**BRIEF**
Scan the data below for the string "chevron". Show every line where it turns up.

Dataset records:
— start —

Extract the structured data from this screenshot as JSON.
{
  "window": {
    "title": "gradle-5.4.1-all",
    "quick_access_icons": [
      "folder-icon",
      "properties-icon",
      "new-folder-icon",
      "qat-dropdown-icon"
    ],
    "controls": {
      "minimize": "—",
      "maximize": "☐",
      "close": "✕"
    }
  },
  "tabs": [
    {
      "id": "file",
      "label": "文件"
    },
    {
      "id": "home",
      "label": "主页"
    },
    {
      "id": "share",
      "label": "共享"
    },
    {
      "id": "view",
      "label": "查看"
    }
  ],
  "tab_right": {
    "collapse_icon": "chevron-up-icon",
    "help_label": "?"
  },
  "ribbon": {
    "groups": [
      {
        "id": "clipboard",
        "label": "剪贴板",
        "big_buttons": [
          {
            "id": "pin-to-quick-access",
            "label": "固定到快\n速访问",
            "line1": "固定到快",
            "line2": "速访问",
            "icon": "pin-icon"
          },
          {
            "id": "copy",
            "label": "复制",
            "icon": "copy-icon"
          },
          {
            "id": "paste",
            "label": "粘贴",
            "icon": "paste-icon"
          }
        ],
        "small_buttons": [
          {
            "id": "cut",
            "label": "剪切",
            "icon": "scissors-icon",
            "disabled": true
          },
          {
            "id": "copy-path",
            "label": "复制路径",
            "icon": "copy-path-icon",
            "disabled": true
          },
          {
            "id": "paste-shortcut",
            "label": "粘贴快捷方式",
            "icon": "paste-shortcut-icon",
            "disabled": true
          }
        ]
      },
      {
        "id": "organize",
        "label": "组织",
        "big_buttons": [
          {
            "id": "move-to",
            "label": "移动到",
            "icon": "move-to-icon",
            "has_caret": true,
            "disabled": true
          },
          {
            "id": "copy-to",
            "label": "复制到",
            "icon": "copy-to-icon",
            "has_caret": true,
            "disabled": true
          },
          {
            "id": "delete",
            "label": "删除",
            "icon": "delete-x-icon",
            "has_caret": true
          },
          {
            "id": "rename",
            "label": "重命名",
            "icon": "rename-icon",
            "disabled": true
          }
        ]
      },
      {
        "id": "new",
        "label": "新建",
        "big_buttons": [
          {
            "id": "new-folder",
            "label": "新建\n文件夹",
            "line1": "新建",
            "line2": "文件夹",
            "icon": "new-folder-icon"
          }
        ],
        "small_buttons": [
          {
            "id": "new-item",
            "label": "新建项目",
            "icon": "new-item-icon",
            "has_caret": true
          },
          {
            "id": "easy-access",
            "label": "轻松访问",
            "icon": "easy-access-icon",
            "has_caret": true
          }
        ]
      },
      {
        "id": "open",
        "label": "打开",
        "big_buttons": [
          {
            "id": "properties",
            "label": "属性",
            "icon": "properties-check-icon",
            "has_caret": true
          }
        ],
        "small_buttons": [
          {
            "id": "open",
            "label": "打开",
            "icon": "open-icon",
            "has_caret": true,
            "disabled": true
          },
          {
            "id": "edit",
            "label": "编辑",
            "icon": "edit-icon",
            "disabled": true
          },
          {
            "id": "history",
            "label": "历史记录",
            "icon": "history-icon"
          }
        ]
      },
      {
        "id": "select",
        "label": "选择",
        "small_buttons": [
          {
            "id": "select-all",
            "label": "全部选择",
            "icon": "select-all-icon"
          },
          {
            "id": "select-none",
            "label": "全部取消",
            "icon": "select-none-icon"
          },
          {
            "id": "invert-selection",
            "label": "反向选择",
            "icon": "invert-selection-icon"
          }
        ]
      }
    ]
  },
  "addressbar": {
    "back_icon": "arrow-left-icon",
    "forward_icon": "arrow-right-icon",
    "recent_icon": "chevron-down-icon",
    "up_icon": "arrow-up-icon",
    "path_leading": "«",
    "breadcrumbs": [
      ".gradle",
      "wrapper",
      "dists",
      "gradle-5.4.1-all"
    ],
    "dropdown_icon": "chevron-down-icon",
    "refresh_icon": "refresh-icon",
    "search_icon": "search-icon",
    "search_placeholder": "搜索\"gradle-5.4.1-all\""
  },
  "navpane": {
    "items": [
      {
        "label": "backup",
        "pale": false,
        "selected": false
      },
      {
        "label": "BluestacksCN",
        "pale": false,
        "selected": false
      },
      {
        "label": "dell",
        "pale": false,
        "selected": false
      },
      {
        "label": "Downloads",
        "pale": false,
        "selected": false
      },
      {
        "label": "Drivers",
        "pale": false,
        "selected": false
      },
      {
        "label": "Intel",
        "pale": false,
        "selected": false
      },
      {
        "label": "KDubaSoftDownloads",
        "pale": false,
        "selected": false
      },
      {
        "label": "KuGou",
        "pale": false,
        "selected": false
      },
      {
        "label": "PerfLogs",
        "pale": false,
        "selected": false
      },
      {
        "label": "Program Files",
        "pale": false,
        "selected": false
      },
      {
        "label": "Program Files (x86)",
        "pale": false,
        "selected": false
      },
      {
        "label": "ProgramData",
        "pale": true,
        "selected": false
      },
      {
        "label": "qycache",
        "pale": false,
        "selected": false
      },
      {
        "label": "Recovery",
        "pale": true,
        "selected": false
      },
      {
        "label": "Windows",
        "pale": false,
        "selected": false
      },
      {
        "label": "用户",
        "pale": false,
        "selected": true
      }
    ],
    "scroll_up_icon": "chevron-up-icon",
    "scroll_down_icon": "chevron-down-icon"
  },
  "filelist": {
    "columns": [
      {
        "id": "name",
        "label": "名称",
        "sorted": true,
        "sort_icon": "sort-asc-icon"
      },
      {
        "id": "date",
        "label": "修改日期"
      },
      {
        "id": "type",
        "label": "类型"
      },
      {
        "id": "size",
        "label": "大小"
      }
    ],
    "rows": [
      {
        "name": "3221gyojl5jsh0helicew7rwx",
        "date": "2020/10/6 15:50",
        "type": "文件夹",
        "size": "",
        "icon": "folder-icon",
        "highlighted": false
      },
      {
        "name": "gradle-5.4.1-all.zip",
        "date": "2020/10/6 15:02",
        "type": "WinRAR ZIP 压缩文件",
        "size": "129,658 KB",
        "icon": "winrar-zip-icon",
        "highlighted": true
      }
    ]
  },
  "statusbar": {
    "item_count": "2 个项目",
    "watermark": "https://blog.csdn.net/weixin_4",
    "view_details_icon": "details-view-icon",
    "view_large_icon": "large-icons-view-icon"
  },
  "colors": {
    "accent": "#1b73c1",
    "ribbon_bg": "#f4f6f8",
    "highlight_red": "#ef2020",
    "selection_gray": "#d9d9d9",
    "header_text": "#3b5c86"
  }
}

— end —

**SOLUTION**
    "collapse_icon": "chevron-up-icon",
    "recent_icon": "chevron-down-icon",
    "dropdown_icon": "chevron-down-icon",
    "scroll_up_icon": "chevron-up-icon",
    "scroll_down_icon": "chevron-down-icon"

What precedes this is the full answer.